• [Exercise aim] Determine how many lines in the records that follow hold the string "Klinieken". Only that number should be returned.

————

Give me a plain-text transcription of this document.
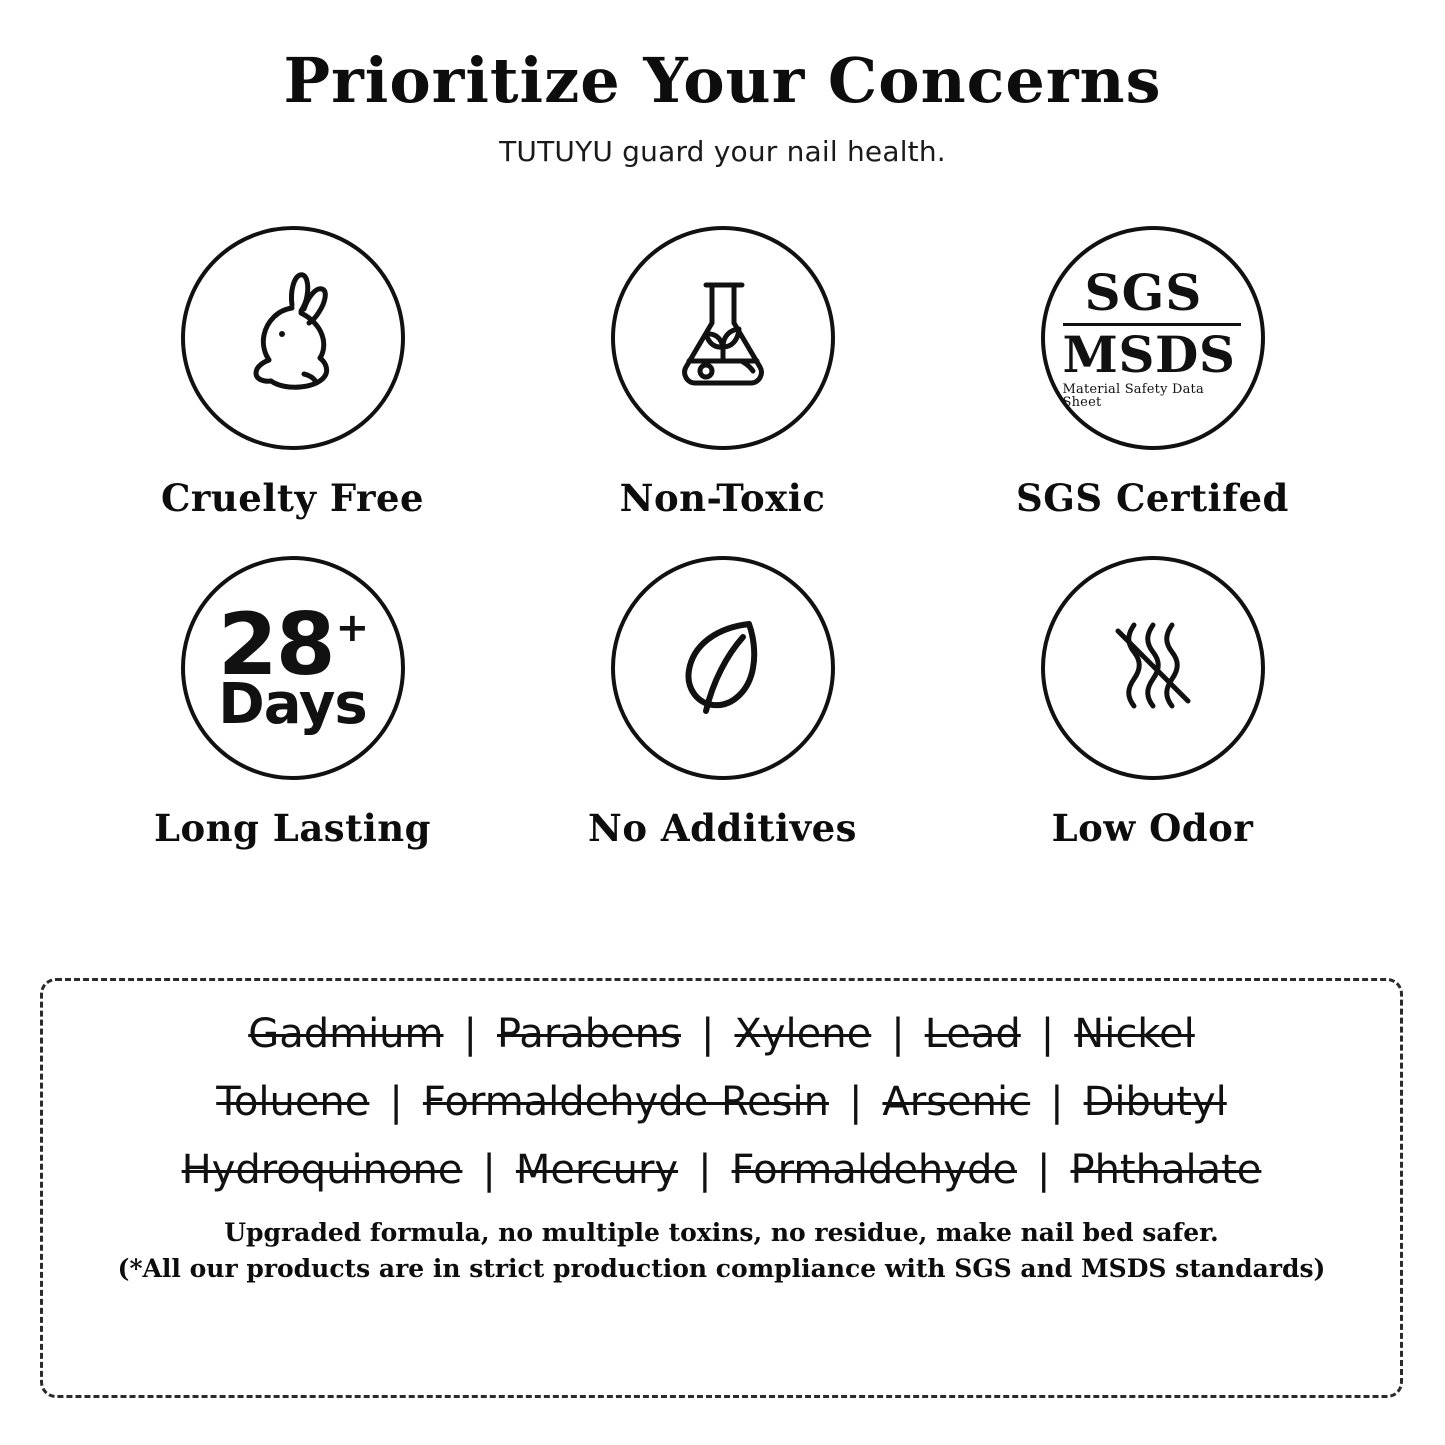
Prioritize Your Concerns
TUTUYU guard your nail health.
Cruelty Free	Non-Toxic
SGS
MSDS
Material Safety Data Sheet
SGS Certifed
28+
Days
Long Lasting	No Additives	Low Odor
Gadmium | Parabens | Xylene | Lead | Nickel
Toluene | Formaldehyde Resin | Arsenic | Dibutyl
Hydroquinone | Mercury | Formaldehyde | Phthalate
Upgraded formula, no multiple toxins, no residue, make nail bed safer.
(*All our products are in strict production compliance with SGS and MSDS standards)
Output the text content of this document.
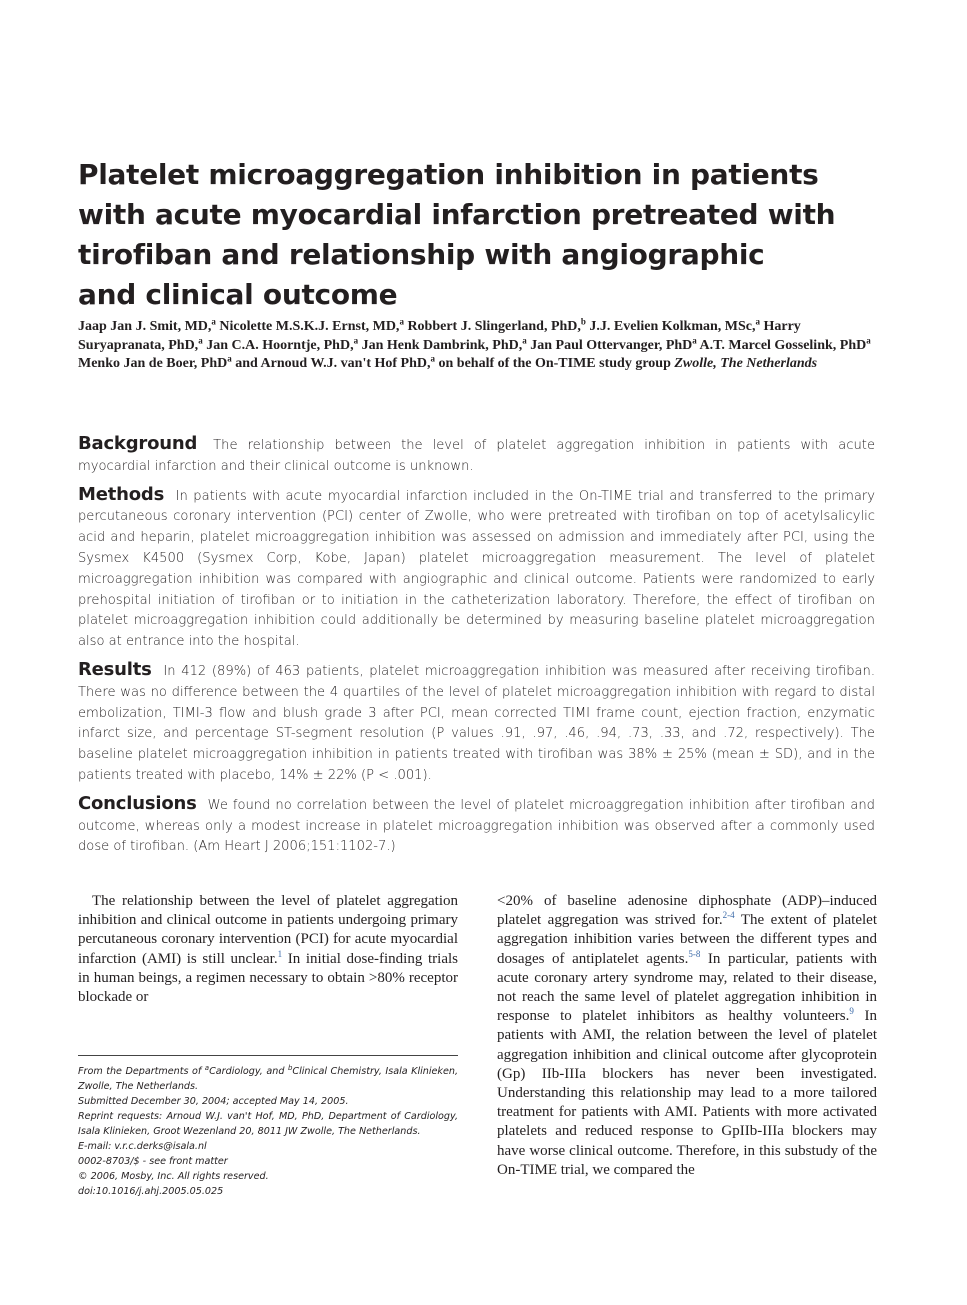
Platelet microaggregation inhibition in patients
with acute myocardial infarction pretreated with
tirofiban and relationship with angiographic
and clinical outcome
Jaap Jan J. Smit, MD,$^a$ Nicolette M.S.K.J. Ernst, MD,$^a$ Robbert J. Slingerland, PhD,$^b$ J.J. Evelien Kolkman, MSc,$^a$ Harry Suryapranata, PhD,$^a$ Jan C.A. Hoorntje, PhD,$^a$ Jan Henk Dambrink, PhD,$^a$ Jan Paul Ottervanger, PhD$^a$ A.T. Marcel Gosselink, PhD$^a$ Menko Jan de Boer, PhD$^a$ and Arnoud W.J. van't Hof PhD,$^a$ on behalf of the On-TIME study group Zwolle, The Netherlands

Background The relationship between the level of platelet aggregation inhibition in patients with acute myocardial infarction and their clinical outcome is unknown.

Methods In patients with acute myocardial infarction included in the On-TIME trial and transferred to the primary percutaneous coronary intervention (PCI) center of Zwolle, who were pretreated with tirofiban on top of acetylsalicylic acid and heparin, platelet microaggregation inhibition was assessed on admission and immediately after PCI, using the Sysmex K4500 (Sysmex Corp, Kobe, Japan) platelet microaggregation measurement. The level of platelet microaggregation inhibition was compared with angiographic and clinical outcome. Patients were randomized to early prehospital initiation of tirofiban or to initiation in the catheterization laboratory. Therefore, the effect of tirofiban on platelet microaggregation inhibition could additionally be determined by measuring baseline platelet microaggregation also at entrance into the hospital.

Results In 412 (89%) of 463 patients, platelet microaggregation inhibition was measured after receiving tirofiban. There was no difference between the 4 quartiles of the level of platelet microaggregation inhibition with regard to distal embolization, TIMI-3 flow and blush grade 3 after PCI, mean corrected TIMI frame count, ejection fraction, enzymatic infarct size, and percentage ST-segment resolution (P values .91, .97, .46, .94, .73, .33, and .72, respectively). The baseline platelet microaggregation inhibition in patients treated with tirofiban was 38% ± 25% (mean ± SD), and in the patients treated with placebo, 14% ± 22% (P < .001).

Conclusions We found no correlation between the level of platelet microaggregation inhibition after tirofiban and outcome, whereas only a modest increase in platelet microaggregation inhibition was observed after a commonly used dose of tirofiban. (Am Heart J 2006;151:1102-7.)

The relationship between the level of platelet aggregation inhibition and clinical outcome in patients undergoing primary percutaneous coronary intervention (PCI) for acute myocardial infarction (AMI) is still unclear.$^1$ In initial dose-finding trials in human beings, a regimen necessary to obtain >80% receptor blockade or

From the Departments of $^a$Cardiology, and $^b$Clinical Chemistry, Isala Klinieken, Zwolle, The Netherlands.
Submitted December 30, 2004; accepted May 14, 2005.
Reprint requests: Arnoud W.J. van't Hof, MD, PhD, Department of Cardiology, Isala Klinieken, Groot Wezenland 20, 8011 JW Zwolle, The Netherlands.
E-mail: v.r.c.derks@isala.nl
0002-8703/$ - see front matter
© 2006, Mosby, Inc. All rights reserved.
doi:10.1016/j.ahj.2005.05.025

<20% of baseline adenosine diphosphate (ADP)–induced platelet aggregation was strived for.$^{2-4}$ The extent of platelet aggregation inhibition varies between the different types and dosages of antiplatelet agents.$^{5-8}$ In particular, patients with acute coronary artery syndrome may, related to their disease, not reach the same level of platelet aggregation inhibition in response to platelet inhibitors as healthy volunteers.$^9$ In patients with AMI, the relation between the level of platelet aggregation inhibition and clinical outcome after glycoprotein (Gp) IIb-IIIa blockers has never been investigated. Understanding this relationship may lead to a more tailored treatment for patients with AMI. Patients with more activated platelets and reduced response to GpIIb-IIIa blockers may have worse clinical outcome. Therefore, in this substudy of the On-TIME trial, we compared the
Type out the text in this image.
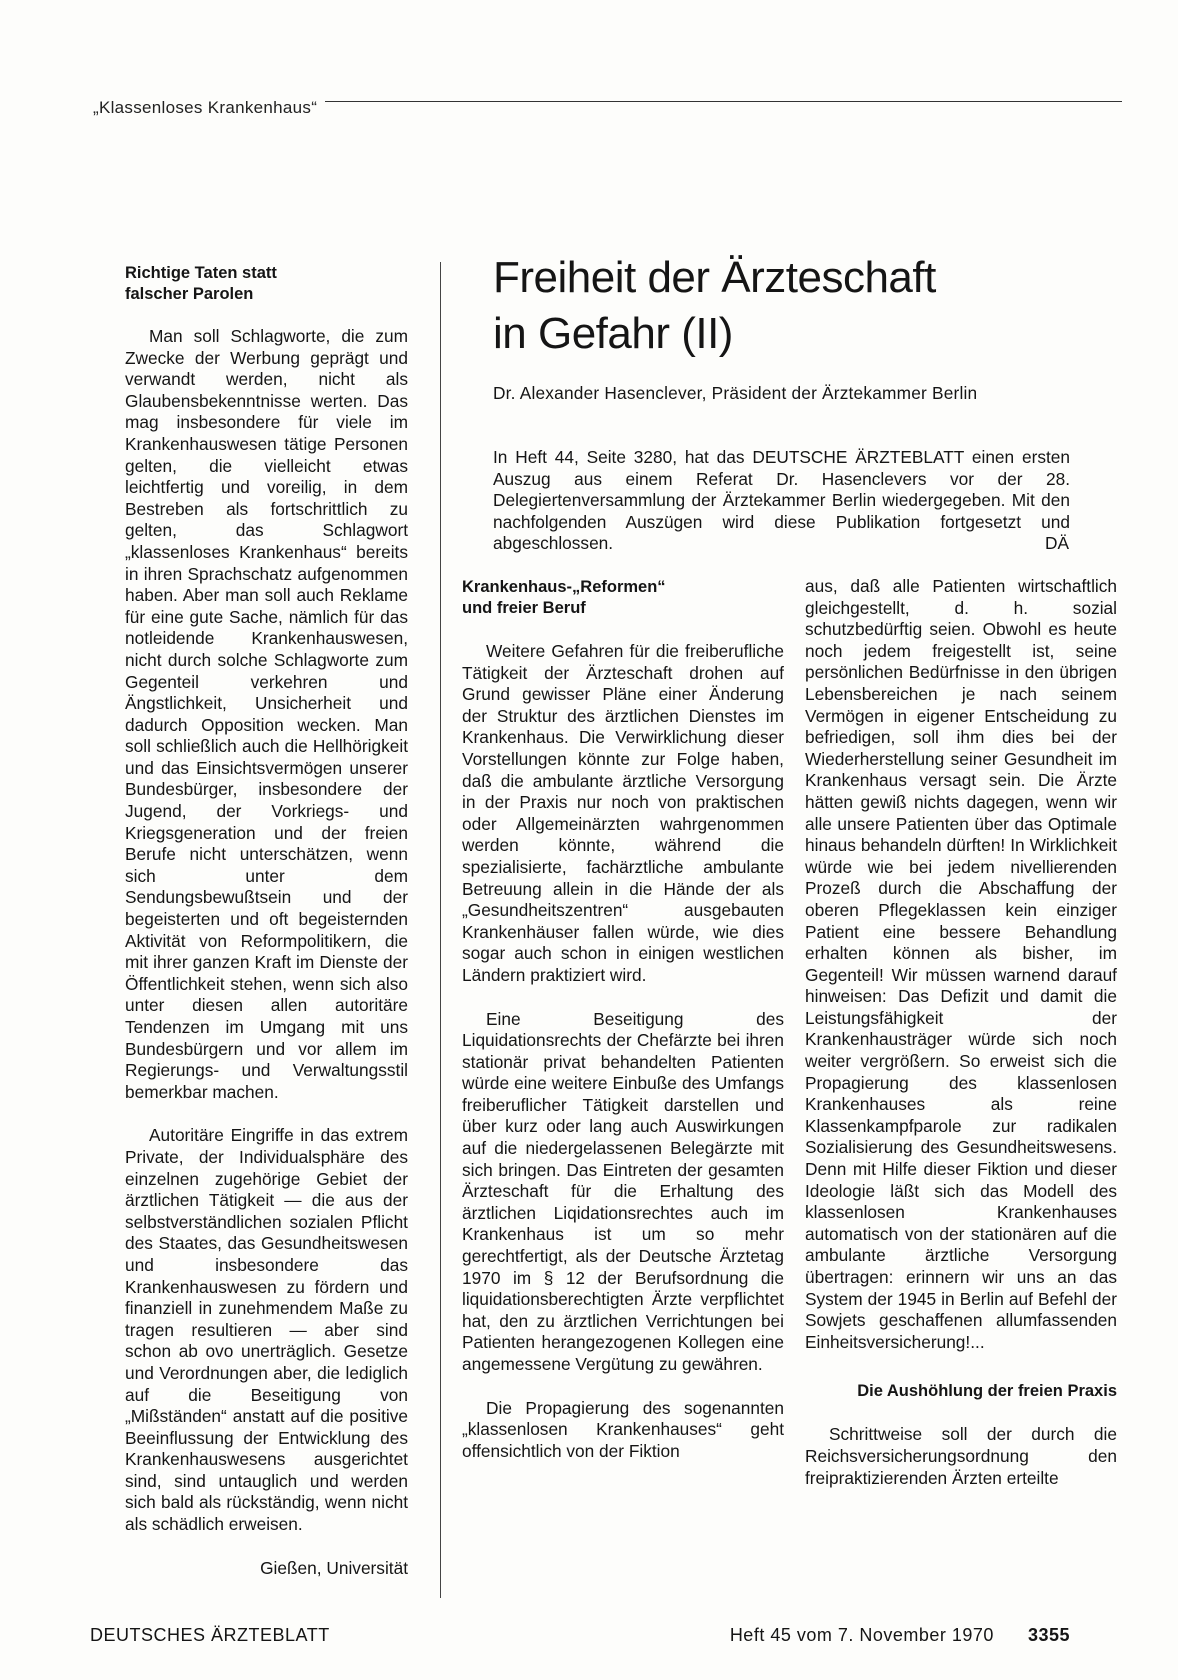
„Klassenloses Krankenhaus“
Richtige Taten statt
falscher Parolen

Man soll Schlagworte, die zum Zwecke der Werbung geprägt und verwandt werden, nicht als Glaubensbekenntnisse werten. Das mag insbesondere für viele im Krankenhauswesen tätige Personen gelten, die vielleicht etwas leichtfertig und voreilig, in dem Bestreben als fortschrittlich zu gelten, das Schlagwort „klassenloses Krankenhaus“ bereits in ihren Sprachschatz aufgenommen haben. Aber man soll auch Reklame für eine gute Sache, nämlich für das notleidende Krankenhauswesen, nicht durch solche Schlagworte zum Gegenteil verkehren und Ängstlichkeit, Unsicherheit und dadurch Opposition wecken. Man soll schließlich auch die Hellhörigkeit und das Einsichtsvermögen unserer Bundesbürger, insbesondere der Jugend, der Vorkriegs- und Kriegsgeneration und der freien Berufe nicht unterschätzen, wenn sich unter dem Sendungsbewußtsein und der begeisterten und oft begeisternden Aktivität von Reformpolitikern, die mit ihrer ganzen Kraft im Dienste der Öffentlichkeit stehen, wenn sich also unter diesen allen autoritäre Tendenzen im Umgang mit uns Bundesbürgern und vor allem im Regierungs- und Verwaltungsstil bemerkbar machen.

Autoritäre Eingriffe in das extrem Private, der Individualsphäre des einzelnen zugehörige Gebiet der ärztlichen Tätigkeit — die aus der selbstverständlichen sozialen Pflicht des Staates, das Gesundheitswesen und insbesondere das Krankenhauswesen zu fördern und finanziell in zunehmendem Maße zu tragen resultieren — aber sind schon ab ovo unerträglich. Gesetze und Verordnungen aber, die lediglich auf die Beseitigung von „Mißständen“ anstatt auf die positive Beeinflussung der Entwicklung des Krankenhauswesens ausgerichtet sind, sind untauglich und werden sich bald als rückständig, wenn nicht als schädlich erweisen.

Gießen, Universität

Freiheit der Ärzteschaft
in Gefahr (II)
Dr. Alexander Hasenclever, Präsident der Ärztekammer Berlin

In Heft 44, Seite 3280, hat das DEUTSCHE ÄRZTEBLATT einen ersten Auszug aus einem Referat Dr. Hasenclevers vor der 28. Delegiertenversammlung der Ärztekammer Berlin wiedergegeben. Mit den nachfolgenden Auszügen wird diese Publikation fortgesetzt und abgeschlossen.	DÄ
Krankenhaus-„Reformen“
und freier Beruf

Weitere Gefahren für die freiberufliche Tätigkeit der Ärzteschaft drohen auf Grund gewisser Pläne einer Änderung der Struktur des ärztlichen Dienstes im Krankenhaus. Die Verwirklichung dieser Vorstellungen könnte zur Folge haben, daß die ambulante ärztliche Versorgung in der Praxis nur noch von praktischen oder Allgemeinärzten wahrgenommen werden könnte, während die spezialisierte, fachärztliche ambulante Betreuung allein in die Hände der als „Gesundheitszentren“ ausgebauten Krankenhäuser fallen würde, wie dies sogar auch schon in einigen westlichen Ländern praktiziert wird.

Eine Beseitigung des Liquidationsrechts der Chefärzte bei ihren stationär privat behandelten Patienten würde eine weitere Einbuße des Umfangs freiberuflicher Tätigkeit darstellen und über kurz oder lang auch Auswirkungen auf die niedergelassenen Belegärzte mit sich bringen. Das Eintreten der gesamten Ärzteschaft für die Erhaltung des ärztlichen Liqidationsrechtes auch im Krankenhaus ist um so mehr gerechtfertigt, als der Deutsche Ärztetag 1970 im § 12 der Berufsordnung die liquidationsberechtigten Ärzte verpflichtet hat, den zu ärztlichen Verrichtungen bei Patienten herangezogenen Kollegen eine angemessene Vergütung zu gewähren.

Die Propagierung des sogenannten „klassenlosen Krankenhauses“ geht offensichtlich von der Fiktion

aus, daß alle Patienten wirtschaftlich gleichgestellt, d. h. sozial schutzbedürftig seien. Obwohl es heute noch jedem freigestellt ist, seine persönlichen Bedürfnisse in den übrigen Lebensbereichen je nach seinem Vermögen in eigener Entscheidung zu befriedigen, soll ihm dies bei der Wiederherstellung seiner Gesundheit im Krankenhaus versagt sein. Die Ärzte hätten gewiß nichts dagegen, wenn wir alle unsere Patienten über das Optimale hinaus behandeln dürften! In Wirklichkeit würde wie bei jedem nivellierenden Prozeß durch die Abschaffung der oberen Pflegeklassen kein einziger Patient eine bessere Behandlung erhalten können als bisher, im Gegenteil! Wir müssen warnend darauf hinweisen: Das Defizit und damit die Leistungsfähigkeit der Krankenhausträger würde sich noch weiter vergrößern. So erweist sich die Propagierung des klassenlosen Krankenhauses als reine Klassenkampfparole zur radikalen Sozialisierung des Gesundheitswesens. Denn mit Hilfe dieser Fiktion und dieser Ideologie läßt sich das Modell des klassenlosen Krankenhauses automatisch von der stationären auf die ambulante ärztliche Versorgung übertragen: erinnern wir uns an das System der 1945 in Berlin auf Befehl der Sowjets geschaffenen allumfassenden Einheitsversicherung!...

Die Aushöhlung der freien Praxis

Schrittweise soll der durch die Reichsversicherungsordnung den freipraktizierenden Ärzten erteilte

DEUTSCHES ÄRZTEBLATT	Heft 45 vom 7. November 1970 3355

————

• [Your response] 2